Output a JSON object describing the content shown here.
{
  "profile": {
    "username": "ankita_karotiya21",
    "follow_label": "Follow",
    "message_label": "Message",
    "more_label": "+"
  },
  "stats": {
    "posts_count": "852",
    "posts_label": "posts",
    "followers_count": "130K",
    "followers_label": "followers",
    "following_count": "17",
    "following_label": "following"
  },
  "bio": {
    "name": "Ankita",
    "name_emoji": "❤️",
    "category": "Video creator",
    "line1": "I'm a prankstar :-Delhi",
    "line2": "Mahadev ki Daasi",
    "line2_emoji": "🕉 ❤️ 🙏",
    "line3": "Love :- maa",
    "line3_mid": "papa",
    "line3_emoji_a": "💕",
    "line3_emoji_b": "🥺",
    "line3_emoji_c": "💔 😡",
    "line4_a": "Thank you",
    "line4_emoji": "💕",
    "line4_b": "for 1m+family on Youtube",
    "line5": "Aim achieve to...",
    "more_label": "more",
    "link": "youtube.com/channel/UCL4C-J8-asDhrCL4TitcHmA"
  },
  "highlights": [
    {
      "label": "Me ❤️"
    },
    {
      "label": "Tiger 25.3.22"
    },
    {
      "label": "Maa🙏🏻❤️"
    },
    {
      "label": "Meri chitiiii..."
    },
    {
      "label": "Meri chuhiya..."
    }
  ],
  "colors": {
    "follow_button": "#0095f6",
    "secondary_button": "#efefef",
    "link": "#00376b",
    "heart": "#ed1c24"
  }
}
------------------------------------
__WHAT IS NEEDED__.
Copy every line of the records word for word.

__RESPONSE__.
Output a JSON object describing the content shown here.
{
  "profile": {
    "username": "ankita_karotiya21",
    "follow_label": "Follow",
    "message_label": "Message",
    "more_label": "+"
  },
  "stats": {
    "posts_count": "852",
    "posts_label": "posts",
    "followers_count": "130K",
    "followers_label": "followers",
    "following_count": "17",
    "following_label": "following"
  },
  "bio": {
    "name": "Ankita",
    "name_emoji": "❤️",
    "category": "Video creator",
    "line1": "I'm a prankstar :-Delhi",
    "line2": "Mahadev ki Daasi",
    "line2_emoji": "🕉 ❤️ 🙏",
    "line3": "Love :- maa",
    "line3_mid": "papa",
    "line3_emoji_a": "💕",
    "line3_emoji_b": "🥺",
    "line3_emoji_c": "💔 😡",
    "line4_a": "Thank you",
    "line4_emoji": "💕",
    "line4_b": "for 1m+family on Youtube",
    "line5": "Aim achieve to...",
    "more_label": "more",
    "link": "youtube.com/channel/UCL4C-J8-asDhrCL4TitcHmA"
  },
  "highlights": [
    {
      "label": "Me ❤️"
    },
    {
      "label": "Tiger 25.3.22"
    },
    {
      "label": "Maa🙏🏻❤️"
    },
    {
      "label": "Meri chitiiii..."
    },
    {
      "label": "Meri chuhiya..."
    }
  ],
  "colors": {
    "follow_button": "#0095f6",
    "secondary_button": "#efefef",
    "link": "#00376b",
    "heart": "#ed1c24"
  }
}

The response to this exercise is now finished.